◆ Exercise instructions: Restate the data below word for word. Skip any images it contains.

◆ Supplied records:
* start *

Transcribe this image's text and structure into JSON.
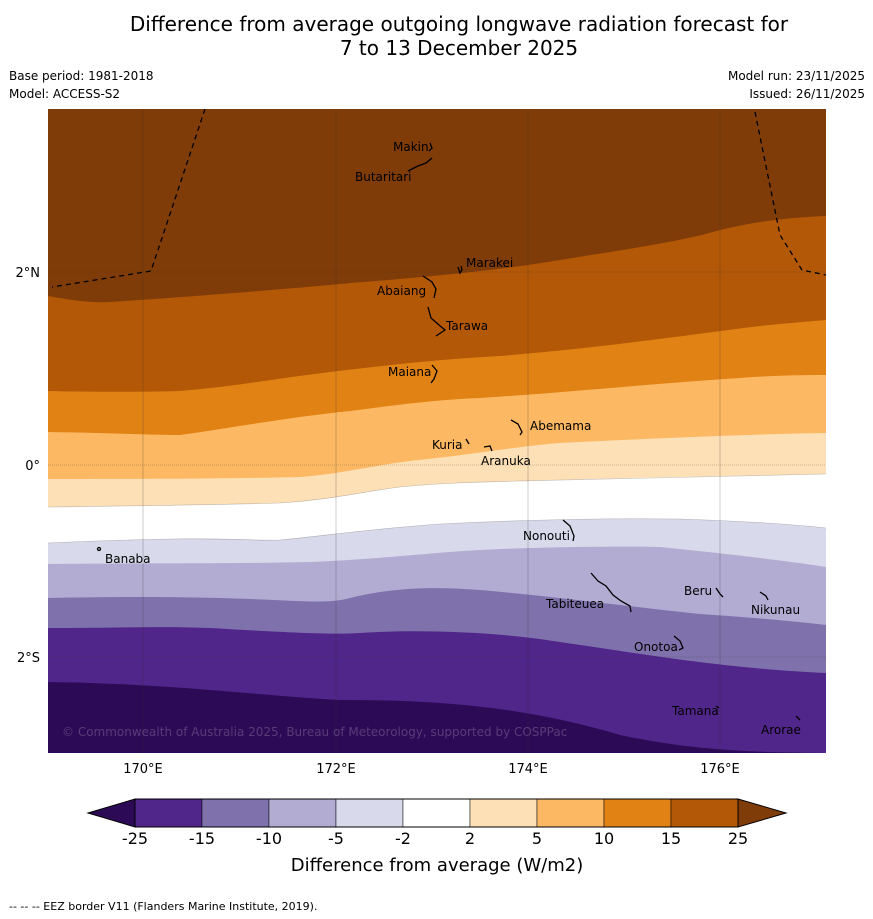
{
  "title": {
    "line1": "Difference from average outgoing longwave radiation forecast for",
    "line2": "7 to 13 December 2025"
  },
  "meta": {
    "base_period": "Base period: 1981-2018",
    "model": "Model: ACCESS-S2",
    "model_run": "Model run: 23/11/2025",
    "issued": "Issued: 26/11/2025"
  },
  "map": {
    "lat_labels": [
      "2°N",
      "0°",
      "2°S"
    ],
    "lon_labels": [
      "170°E",
      "172°E",
      "174°E",
      "176°E"
    ],
    "places": [
      "Makin",
      "Butaritari",
      "Marakei",
      "Abaiang",
      "Tarawa",
      "Maiana",
      "Abemama",
      "Kuria",
      "Aranuka",
      "Nonouti",
      "Banaba",
      "Tabiteuea",
      "Beru",
      "Nikunau",
      "Onotoa",
      "Tamana",
      "Arorae"
    ],
    "copyright": "© Commonwealth of Australia 2025, Bureau of Meteorology, supported by COSPPac"
  },
  "colorbar": {
    "ticks": [
      "-25",
      "-15",
      "-10",
      "-5",
      "-2",
      "2",
      "5",
      "10",
      "15",
      "25"
    ],
    "colors": [
      "#2d0a55",
      "#51268a",
      "#7f72ac",
      "#b2abd2",
      "#d8d9ea",
      "#ffffff",
      "#fee0b6",
      "#fdb863",
      "#e08214",
      "#b35806",
      "#7f3b08"
    ],
    "label": "Difference from average (W/m2)"
  },
  "footnote": "--  --  -- EEZ border V11 (Flanders Marine Institute, 2019)."
}
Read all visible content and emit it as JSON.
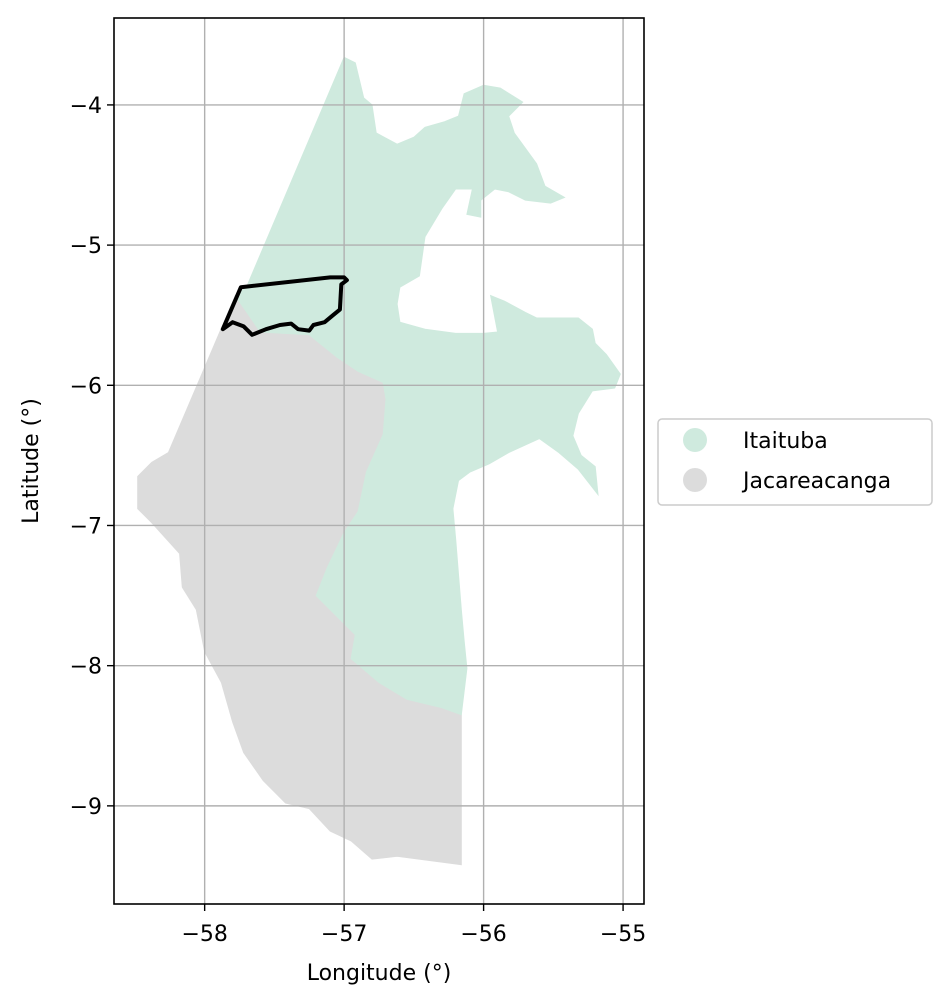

* end *

◆ The response:
Transcribe this image's text and structure into JSON.
{
  "title": {
    "line1": "Difference from average outgoing longwave radiation forecast for",
    "line2": "7 to 13 December 2025"
  },
  "meta": {
    "base_period": "Base period: 1981-2018",
    "model": "Model: ACCESS-S2",
    "model_run": "Model run: 23/11/2025",
    "issued": "Issued: 26/11/2025"
  },
  "map": {
    "lat_labels": [
      "2°N",
      "0°",
      "2°S"
    ],
    "lon_labels": [
      "170°E",
      "172°E",
      "174°E",
      "176°E"
    ],
    "places": [
      "Makin",
      "Butaritari",
      "Marakei",
      "Abaiang",
      "Tarawa",
      "Maiana",
      "Abemama",
      "Kuria",
      "Aranuka",
      "Nonouti",
      "Banaba",
      "Tabiteuea",
      "Beru",
      "Nikunau",
      "Onotoa",
      "Tamana",
      "Arorae"
    ],
    "copyright": "© Commonwealth of Australia 2025, Bureau of Meteorology, supported by COSPPac"
  },
  "colorbar": {
    "ticks": [
      "-25",
      "-15",
      "-10",
      "-5",
      "-2",
      "2",
      "5",
      "10",
      "15",
      "25"
    ],
    "colors": [
      "#2d0a55",
      "#51268a",
      "#7f72ac",
      "#b2abd2",
      "#d8d9ea",
      "#ffffff",
      "#fee0b6",
      "#fdb863",
      "#e08214",
      "#b35806",
      "#7f3b08"
    ],
    "label": "Difference from average (W/m2)"
  },
  "footnote": "--  --  -- EEZ border V11 (Flanders Marine Institute, 2019)."
}
Read all visible content and emit it as JSON.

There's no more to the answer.